Pictures stay out of your copy, but everything else in the records below must be repeated exactly.

***** Information shown

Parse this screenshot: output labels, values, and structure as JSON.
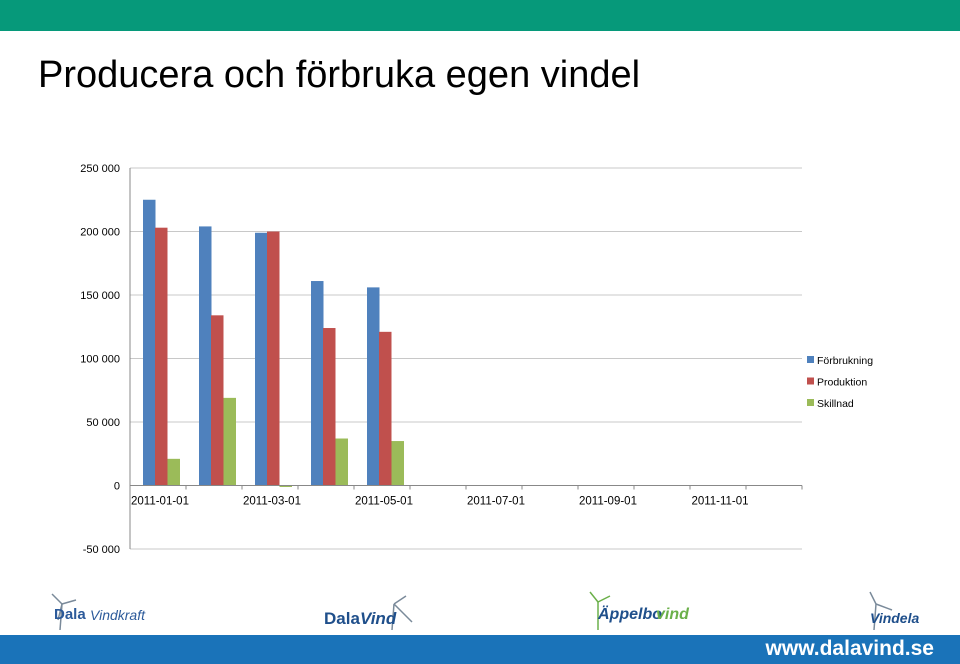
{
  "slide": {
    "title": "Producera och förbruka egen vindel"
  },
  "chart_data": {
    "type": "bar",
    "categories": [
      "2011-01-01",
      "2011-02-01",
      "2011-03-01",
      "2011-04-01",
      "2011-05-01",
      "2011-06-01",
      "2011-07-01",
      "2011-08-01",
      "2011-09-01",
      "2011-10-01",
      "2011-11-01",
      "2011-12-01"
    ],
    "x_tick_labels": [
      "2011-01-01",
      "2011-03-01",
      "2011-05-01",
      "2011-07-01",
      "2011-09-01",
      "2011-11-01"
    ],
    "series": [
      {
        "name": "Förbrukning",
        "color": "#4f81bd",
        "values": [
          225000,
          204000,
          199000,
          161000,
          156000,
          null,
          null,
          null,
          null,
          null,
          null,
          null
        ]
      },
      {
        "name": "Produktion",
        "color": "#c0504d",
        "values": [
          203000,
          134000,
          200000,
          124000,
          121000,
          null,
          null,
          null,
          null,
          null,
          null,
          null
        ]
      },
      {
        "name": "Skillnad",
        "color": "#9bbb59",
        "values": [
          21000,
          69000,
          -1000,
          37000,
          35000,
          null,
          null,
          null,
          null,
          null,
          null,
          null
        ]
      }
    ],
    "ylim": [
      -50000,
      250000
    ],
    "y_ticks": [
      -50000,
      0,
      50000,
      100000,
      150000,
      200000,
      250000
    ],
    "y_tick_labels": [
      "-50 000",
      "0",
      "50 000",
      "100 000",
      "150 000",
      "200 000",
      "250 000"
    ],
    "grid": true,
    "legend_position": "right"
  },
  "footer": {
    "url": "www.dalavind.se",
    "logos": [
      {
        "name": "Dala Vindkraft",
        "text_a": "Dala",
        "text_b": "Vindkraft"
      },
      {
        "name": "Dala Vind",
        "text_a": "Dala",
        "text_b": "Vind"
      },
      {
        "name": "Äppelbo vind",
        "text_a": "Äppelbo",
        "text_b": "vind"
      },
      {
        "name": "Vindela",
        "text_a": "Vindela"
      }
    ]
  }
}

**********

**Solution to this problem:**
Parse this screenshot: output labels, values, and structure as JSON.
{
  "slide": {
    "title": "Producera och förbruka egen vindel"
  },
  "chart_data": {
    "type": "bar",
    "categories": [
      "2011-01-01",
      "2011-02-01",
      "2011-03-01",
      "2011-04-01",
      "2011-05-01",
      "2011-06-01",
      "2011-07-01",
      "2011-08-01",
      "2011-09-01",
      "2011-10-01",
      "2011-11-01",
      "2011-12-01"
    ],
    "x_tick_labels": [
      "2011-01-01",
      "2011-03-01",
      "2011-05-01",
      "2011-07-01",
      "2011-09-01",
      "2011-11-01"
    ],
    "series": [
      {
        "name": "Förbrukning",
        "color": "#4f81bd",
        "values": [
          225000,
          204000,
          199000,
          161000,
          156000,
          null,
          null,
          null,
          null,
          null,
          null,
          null
        ]
      },
      {
        "name": "Produktion",
        "color": "#c0504d",
        "values": [
          203000,
          134000,
          200000,
          124000,
          121000,
          null,
          null,
          null,
          null,
          null,
          null,
          null
        ]
      },
      {
        "name": "Skillnad",
        "color": "#9bbb59",
        "values": [
          21000,
          69000,
          -1000,
          37000,
          35000,
          null,
          null,
          null,
          null,
          null,
          null,
          null
        ]
      }
    ],
    "ylim": [
      -50000,
      250000
    ],
    "y_ticks": [
      -50000,
      0,
      50000,
      100000,
      150000,
      200000,
      250000
    ],
    "y_tick_labels": [
      "-50 000",
      "0",
      "50 000",
      "100 000",
      "150 000",
      "200 000",
      "250 000"
    ],
    "grid": true,
    "legend_position": "right"
  },
  "footer": {
    "url": "www.dalavind.se",
    "logos": [
      {
        "name": "Dala Vindkraft",
        "text_a": "Dala",
        "text_b": "Vindkraft"
      },
      {
        "name": "Dala Vind",
        "text_a": "Dala",
        "text_b": "Vind"
      },
      {
        "name": "Äppelbo vind",
        "text_a": "Äppelbo",
        "text_b": "vind"
      },
      {
        "name": "Vindela",
        "text_a": "Vindela"
      }
    ]
  }
}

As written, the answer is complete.